* Goal
Pick out every line of the entries below where "smoothed" occurs, and copy those lines.

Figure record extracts
◆ ◆ ◆ ◆

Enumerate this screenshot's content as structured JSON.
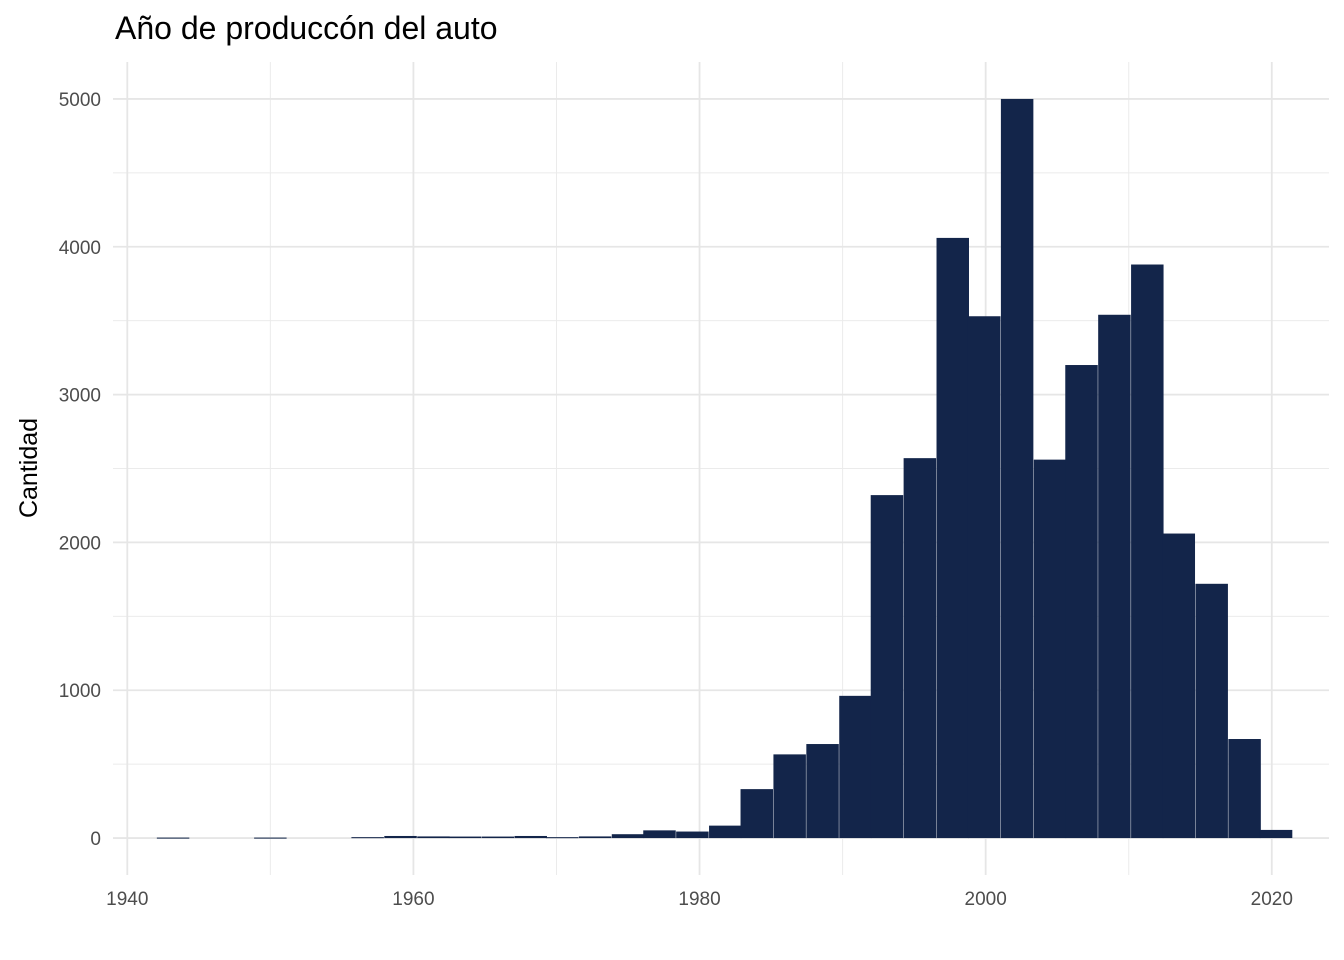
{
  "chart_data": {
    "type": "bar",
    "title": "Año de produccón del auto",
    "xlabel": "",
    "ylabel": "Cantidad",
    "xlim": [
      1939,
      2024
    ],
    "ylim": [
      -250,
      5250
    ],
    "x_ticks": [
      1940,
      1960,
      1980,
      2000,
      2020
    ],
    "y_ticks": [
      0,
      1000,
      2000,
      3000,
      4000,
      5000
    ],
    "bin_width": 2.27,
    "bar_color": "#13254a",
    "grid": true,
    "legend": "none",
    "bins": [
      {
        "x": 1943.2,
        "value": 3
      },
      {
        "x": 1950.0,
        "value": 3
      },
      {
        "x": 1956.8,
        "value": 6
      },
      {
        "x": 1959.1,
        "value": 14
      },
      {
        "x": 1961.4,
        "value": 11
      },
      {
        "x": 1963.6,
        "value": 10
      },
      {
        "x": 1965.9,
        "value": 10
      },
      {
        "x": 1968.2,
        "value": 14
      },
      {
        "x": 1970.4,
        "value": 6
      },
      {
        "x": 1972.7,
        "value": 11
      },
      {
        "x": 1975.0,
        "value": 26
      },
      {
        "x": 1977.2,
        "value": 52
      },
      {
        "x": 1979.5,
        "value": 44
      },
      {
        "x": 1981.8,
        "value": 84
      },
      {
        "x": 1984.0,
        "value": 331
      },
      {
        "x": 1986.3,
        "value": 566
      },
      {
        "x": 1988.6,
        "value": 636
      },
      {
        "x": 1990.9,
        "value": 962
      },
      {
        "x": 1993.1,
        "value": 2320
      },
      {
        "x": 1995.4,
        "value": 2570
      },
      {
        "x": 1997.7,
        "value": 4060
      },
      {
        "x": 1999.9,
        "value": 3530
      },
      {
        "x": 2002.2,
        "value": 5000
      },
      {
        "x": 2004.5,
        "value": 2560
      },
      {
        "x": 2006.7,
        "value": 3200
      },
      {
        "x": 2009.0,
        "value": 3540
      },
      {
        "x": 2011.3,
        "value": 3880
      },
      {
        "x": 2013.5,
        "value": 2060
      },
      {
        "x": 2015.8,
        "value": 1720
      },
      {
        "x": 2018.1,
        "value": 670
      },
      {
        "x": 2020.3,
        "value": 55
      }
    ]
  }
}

◆ ◆ ◆ ◆

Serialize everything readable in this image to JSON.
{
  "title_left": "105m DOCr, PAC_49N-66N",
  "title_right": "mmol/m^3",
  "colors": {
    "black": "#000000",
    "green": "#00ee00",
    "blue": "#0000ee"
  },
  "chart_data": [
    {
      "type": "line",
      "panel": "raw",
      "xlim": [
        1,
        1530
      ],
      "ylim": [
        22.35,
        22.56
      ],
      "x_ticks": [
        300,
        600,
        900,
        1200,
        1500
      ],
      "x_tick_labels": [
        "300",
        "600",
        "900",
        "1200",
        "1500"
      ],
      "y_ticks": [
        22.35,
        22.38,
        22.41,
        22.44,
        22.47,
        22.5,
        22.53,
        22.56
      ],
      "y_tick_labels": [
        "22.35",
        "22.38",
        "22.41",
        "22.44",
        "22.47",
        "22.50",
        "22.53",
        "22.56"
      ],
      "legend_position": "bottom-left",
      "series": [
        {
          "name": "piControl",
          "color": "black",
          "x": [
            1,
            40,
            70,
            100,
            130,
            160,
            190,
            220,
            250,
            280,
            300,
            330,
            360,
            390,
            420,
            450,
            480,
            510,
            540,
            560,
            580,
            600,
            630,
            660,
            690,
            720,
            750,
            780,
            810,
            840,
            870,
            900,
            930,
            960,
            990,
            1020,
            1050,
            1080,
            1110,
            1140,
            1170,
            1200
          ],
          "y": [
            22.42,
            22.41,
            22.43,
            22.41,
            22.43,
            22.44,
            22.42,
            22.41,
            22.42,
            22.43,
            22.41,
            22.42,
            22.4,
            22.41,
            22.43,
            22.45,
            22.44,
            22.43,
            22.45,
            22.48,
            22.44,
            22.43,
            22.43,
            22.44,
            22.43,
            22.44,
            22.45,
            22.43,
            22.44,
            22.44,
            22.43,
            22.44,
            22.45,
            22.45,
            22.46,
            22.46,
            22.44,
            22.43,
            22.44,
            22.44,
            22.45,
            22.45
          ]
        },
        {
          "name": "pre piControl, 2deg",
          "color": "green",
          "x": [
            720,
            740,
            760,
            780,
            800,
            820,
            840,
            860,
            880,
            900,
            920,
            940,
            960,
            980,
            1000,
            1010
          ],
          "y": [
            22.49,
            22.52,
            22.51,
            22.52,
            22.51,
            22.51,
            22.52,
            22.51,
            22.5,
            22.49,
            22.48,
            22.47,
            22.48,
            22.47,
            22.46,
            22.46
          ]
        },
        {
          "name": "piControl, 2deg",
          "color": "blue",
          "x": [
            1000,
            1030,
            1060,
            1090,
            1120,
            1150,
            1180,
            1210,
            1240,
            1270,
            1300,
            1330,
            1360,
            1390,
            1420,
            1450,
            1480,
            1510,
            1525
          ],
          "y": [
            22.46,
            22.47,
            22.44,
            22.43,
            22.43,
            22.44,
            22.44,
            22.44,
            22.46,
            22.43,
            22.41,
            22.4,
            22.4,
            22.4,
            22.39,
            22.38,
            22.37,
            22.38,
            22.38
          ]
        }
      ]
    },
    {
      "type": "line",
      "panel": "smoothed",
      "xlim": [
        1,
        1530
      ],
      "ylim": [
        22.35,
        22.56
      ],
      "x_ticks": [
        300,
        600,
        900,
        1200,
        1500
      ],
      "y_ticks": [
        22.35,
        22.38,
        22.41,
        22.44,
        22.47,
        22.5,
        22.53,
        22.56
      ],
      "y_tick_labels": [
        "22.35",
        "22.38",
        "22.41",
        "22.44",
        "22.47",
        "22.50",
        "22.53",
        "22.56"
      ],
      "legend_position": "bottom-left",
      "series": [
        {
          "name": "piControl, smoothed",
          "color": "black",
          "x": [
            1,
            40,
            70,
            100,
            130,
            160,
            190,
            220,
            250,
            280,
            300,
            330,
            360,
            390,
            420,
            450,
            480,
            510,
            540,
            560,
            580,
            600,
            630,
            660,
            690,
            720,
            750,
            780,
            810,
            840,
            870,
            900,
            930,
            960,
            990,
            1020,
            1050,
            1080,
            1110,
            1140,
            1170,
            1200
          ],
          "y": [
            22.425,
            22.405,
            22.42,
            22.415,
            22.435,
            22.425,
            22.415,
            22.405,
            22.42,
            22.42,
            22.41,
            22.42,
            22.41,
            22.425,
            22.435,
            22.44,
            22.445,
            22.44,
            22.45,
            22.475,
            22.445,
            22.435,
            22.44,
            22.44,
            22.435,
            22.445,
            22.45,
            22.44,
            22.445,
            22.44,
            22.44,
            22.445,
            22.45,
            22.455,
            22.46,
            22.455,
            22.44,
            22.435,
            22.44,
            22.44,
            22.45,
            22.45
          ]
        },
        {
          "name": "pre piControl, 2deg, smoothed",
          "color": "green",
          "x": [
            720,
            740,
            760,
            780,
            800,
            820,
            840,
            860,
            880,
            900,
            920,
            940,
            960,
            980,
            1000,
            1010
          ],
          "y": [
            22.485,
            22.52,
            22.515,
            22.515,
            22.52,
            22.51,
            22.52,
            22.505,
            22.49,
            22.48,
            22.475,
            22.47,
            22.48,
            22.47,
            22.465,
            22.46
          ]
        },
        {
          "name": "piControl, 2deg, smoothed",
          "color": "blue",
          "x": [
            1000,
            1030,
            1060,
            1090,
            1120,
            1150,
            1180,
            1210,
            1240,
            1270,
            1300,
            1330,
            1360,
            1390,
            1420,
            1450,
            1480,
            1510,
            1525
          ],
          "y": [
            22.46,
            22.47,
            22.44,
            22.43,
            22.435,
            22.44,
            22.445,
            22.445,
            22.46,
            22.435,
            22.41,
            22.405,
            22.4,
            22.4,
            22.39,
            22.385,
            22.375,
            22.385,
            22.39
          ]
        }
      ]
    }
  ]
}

◆ ◆ ◆ ◆

* Solution to this problem
      "panel": "smoothed",
          "name": "piControl, smoothed",
          "name": "pre piControl, 2deg, smoothed",
          "name": "piControl, 2deg, smoothed",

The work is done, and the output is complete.